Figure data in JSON
=-=-=
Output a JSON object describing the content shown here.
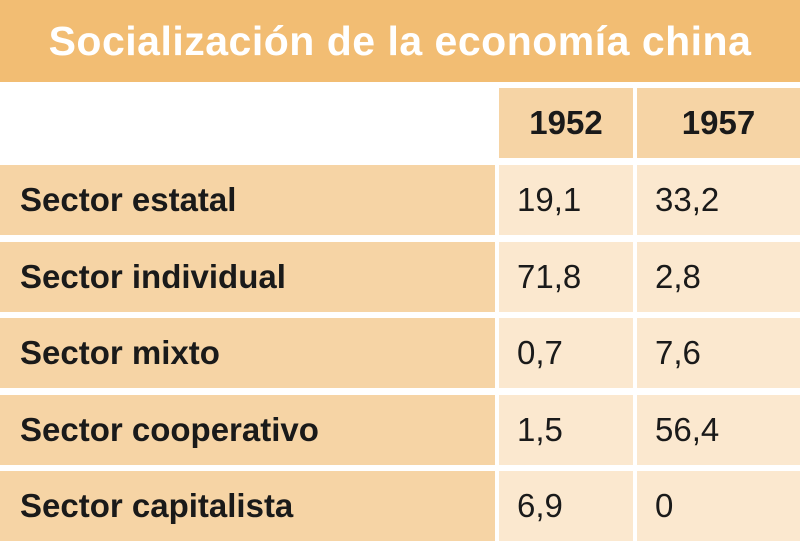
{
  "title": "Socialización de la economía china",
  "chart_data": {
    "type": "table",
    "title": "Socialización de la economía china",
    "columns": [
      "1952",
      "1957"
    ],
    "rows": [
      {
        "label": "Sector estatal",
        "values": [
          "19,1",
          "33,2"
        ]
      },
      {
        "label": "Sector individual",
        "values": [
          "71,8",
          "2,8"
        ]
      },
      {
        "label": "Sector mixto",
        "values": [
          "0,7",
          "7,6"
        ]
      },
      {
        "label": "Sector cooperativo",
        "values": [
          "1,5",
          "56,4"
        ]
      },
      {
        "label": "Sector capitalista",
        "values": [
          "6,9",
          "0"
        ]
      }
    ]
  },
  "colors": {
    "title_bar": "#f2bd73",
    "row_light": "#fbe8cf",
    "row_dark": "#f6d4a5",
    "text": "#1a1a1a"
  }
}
=-=-=
**Work instructions**
Write the records above out again exactly, with no pictures in your copy.

**Solution for this problem**
Output a JSON object describing the content shown here.
{
  "title": "Socialización de la economía china",
  "chart_data": {
    "type": "table",
    "title": "Socialización de la economía china",
    "columns": [
      "1952",
      "1957"
    ],
    "rows": [
      {
        "label": "Sector estatal",
        "values": [
          "19,1",
          "33,2"
        ]
      },
      {
        "label": "Sector individual",
        "values": [
          "71,8",
          "2,8"
        ]
      },
      {
        "label": "Sector mixto",
        "values": [
          "0,7",
          "7,6"
        ]
      },
      {
        "label": "Sector cooperativo",
        "values": [
          "1,5",
          "56,4"
        ]
      },
      {
        "label": "Sector capitalista",
        "values": [
          "6,9",
          "0"
        ]
      }
    ]
  },
  "colors": {
    "title_bar": "#f2bd73",
    "row_light": "#fbe8cf",
    "row_dark": "#f6d4a5",
    "text": "#1a1a1a"
  }
}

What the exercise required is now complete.